EXERCISE PROMPT » How many lines of the records below contain the word "Ingenierías"? Answer with the number alone.

DATASET EXCERPTS »
▬▬▬
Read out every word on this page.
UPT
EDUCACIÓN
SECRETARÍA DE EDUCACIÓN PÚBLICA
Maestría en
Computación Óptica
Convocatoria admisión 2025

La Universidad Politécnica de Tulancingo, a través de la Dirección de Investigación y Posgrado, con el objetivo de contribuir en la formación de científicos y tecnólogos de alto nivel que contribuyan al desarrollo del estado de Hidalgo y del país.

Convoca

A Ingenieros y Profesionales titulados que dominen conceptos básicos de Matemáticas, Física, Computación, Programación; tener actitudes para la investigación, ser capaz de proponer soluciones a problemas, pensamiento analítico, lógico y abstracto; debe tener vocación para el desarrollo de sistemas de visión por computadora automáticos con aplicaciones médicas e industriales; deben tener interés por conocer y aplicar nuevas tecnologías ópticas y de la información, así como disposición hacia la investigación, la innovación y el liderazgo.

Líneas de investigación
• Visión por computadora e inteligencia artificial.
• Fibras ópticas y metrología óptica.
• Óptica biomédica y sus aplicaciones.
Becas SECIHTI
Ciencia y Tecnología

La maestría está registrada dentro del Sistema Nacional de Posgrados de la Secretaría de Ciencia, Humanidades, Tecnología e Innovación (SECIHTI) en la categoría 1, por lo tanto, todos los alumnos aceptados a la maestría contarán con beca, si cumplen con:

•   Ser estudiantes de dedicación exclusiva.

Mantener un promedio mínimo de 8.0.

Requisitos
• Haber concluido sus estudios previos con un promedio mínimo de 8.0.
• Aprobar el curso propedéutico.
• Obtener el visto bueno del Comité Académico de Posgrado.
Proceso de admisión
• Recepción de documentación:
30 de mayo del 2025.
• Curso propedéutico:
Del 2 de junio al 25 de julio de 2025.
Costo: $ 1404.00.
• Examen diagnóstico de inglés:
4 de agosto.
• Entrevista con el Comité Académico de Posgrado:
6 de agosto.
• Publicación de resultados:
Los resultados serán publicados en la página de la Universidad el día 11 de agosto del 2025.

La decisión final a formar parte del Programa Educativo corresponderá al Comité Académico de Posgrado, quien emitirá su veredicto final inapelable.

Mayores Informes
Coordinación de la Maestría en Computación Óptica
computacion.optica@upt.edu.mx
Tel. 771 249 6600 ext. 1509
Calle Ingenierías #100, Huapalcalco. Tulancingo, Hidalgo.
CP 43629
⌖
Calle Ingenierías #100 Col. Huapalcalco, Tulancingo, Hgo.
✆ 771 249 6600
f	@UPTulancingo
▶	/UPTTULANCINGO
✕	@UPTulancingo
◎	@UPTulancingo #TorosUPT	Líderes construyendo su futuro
▬▬▬
FULL ANSWER » 2